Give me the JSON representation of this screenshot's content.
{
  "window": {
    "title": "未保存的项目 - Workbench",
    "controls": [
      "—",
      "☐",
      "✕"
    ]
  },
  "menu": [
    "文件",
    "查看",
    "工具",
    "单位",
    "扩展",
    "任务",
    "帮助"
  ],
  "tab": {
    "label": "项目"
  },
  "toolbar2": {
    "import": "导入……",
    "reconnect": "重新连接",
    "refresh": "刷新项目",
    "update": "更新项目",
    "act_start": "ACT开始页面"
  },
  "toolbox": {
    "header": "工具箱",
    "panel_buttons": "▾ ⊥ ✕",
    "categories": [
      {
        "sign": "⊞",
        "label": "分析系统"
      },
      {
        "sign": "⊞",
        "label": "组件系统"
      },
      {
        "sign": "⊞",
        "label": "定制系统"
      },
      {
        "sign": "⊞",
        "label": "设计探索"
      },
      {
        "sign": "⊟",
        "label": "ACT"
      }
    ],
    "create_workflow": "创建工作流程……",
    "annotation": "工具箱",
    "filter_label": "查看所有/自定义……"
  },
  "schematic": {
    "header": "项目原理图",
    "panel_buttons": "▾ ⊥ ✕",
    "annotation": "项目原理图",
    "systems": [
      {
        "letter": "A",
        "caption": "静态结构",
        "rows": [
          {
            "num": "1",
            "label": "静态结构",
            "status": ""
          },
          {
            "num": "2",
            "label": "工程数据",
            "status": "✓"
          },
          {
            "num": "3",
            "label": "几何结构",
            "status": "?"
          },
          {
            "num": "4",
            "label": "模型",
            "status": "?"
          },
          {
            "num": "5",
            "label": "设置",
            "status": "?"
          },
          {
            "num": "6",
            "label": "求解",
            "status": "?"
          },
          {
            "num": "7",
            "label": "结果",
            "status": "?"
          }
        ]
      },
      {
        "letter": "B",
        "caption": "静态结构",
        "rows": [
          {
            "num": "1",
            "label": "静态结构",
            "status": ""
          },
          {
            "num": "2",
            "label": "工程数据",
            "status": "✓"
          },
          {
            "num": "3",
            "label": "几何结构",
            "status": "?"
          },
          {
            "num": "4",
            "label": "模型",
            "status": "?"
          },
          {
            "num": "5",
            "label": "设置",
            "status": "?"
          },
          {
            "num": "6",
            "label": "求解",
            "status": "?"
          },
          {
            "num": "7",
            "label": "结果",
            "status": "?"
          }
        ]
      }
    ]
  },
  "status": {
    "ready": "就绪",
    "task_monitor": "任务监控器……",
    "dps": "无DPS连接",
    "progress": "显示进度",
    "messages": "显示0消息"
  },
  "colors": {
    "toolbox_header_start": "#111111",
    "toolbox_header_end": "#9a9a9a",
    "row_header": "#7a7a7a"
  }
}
──────
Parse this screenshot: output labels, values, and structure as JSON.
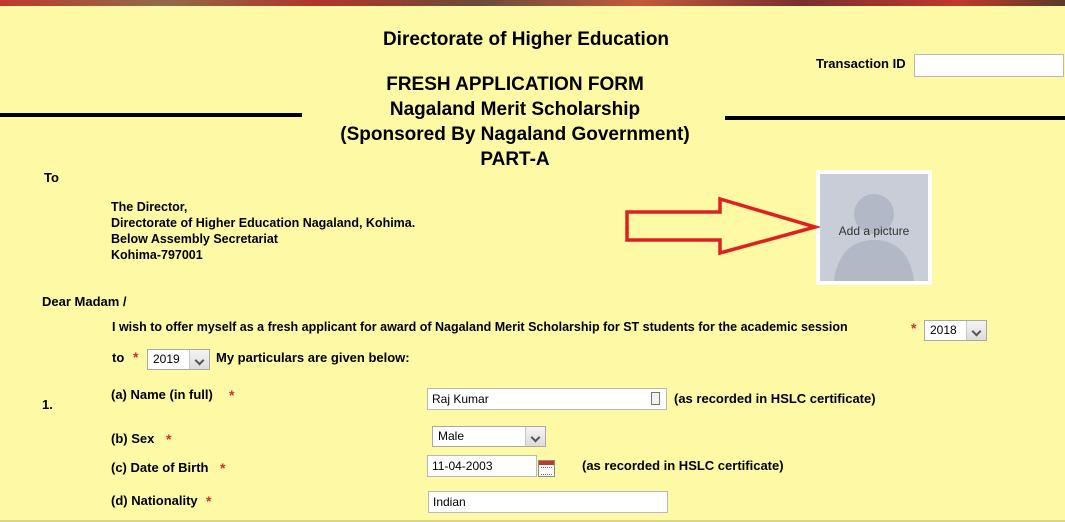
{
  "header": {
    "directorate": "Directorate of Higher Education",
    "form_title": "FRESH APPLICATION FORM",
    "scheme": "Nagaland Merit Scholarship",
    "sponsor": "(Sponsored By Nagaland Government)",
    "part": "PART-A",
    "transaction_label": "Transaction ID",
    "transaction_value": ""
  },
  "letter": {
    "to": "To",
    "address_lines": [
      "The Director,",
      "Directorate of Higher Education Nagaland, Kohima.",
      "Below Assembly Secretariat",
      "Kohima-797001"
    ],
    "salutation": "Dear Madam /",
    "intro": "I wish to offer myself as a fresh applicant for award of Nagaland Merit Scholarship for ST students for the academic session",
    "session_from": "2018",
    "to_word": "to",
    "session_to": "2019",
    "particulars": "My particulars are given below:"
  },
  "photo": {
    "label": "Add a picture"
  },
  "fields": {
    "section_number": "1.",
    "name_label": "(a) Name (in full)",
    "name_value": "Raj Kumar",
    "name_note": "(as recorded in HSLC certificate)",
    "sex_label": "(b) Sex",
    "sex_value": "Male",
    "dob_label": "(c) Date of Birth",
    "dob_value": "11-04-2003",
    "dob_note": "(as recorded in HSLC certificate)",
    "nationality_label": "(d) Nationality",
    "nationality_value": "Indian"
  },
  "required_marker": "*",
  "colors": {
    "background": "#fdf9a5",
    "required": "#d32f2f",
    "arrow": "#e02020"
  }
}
──────
What to produce: All lines of the data above that include the word "Nagaland" must be shown.

Solution:
    "scheme": "Nagaland Merit Scholarship",
    "sponsor": "(Sponsored By Nagaland Government)",
      "Directorate of Higher Education Nagaland, Kohima.",
    "intro": "I wish to offer myself as a fresh applicant for award of Nagaland Merit Scholarship for ST students for the academic session",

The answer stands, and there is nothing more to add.